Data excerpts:
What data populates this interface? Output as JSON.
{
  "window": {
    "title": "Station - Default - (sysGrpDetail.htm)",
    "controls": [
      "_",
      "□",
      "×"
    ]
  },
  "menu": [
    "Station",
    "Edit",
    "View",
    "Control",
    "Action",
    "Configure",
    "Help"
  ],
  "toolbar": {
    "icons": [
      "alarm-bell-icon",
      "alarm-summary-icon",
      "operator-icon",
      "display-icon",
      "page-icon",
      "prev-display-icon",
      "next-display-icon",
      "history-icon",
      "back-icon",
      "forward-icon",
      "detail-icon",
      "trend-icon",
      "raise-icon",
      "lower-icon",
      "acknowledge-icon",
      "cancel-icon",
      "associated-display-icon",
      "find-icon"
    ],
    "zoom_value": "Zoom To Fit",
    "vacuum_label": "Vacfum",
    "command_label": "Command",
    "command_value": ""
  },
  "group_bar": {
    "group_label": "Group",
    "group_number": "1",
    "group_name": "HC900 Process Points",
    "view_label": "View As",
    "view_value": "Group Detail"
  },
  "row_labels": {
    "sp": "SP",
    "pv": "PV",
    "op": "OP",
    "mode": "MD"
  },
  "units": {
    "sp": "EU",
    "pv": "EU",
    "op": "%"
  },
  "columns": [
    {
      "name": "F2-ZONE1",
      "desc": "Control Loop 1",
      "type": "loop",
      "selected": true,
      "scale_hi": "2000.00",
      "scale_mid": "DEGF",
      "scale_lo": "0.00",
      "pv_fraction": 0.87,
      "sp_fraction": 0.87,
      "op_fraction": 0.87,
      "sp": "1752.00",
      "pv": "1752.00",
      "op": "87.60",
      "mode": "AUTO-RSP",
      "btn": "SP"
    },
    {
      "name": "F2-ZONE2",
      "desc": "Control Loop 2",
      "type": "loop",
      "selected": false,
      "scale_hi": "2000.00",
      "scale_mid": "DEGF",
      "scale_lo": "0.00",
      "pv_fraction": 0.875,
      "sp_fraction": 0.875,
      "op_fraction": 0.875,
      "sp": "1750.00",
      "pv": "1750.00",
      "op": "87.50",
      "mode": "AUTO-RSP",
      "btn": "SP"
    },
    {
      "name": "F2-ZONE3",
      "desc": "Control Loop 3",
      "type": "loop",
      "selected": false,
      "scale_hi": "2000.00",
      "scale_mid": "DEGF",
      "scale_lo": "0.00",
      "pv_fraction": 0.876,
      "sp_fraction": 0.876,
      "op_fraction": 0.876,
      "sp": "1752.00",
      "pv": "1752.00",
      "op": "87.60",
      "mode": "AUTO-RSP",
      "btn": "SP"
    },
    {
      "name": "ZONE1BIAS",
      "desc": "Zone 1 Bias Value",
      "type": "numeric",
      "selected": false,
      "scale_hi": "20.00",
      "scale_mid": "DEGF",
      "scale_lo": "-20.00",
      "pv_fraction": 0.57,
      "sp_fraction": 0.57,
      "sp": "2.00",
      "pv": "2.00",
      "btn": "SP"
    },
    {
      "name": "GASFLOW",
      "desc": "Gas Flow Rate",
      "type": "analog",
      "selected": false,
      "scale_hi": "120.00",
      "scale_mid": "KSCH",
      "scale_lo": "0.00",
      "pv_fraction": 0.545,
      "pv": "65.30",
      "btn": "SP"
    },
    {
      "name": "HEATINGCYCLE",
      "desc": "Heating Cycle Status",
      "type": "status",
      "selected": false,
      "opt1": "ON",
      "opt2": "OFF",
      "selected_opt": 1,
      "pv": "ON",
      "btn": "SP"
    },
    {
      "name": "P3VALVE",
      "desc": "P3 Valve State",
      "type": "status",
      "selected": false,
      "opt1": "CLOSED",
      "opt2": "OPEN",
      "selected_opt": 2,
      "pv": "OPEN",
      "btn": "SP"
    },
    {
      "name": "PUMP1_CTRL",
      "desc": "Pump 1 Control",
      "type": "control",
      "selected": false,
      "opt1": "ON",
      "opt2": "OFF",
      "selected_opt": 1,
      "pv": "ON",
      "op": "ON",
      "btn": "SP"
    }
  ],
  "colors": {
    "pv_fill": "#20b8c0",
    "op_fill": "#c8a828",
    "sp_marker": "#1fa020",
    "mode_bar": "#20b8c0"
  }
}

What to produce: Write out every line from the records above, word for word.

Expected answer:
What data populates this interface? Output as JSON.
{
  "window": {
    "title": "Station - Default - (sysGrpDetail.htm)",
    "controls": [
      "_",
      "□",
      "×"
    ]
  },
  "menu": [
    "Station",
    "Edit",
    "View",
    "Control",
    "Action",
    "Configure",
    "Help"
  ],
  "toolbar": {
    "icons": [
      "alarm-bell-icon",
      "alarm-summary-icon",
      "operator-icon",
      "display-icon",
      "page-icon",
      "prev-display-icon",
      "next-display-icon",
      "history-icon",
      "back-icon",
      "forward-icon",
      "detail-icon",
      "trend-icon",
      "raise-icon",
      "lower-icon",
      "acknowledge-icon",
      "cancel-icon",
      "associated-display-icon",
      "find-icon"
    ],
    "zoom_value": "Zoom To Fit",
    "vacuum_label": "Vacfum",
    "command_label": "Command",
    "command_value": ""
  },
  "group_bar": {
    "group_label": "Group",
    "group_number": "1",
    "group_name": "HC900 Process Points",
    "view_label": "View As",
    "view_value": "Group Detail"
  },
  "row_labels": {
    "sp": "SP",
    "pv": "PV",
    "op": "OP",
    "mode": "MD"
  },
  "units": {
    "sp": "EU",
    "pv": "EU",
    "op": "%"
  },
  "columns": [
    {
      "name": "F2-ZONE1",
      "desc": "Control Loop 1",
      "type": "loop",
      "selected": true,
      "scale_hi": "2000.00",
      "scale_mid": "DEGF",
      "scale_lo": "0.00",
      "pv_fraction": 0.87,
      "sp_fraction": 0.87,
      "op_fraction": 0.87,
      "sp": "1752.00",
      "pv": "1752.00",
      "op": "87.60",
      "mode": "AUTO-RSP",
      "btn": "SP"
    },
    {
      "name": "F2-ZONE2",
      "desc": "Control Loop 2",
      "type": "loop",
      "selected": false,
      "scale_hi": "2000.00",
      "scale_mid": "DEGF",
      "scale_lo": "0.00",
      "pv_fraction": 0.875,
      "sp_fraction": 0.875,
      "op_fraction": 0.875,
      "sp": "1750.00",
      "pv": "1750.00",
      "op": "87.50",
      "mode": "AUTO-RSP",
      "btn": "SP"
    },
    {
      "name": "F2-ZONE3",
      "desc": "Control Loop 3",
      "type": "loop",
      "selected": false,
      "scale_hi": "2000.00",
      "scale_mid": "DEGF",
      "scale_lo": "0.00",
      "pv_fraction": 0.876,
      "sp_fraction": 0.876,
      "op_fraction": 0.876,
      "sp": "1752.00",
      "pv": "1752.00",
      "op": "87.60",
      "mode": "AUTO-RSP",
      "btn": "SP"
    },
    {
      "name": "ZONE1BIAS",
      "desc": "Zone 1 Bias Value",
      "type": "numeric",
      "selected": false,
      "scale_hi": "20.00",
      "scale_mid": "DEGF",
      "scale_lo": "-20.00",
      "pv_fraction": 0.57,
      "sp_fraction": 0.57,
      "sp": "2.00",
      "pv": "2.00",
      "btn": "SP"
    },
    {
      "name": "GASFLOW",
      "desc": "Gas Flow Rate",
      "type": "analog",
      "selected": false,
      "scale_hi": "120.00",
      "scale_mid": "KSCH",
      "scale_lo": "0.00",
      "pv_fraction": 0.545,
      "pv": "65.30",
      "btn": "SP"
    },
    {
      "name": "HEATINGCYCLE",
      "desc": "Heating Cycle Status",
      "type": "status",
      "selected": false,
      "opt1": "ON",
      "opt2": "OFF",
      "selected_opt": 1,
      "pv": "ON",
      "btn": "SP"
    },
    {
      "name": "P3VALVE",
      "desc": "P3 Valve State",
      "type": "status",
      "selected": false,
      "opt1": "CLOSED",
      "opt2": "OPEN",
      "selected_opt": 2,
      "pv": "OPEN",
      "btn": "SP"
    },
    {
      "name": "PUMP1_CTRL",
      "desc": "Pump 1 Control",
      "type": "control",
      "selected": false,
      "opt1": "ON",
      "opt2": "OFF",
      "selected_opt": 1,
      "pv": "ON",
      "op": "ON",
      "btn": "SP"
    }
  ],
  "colors": {
    "pv_fill": "#20b8c0",
    "op_fill": "#c8a828",
    "sp_marker": "#1fa020",
    "mode_bar": "#20b8c0"
  }
}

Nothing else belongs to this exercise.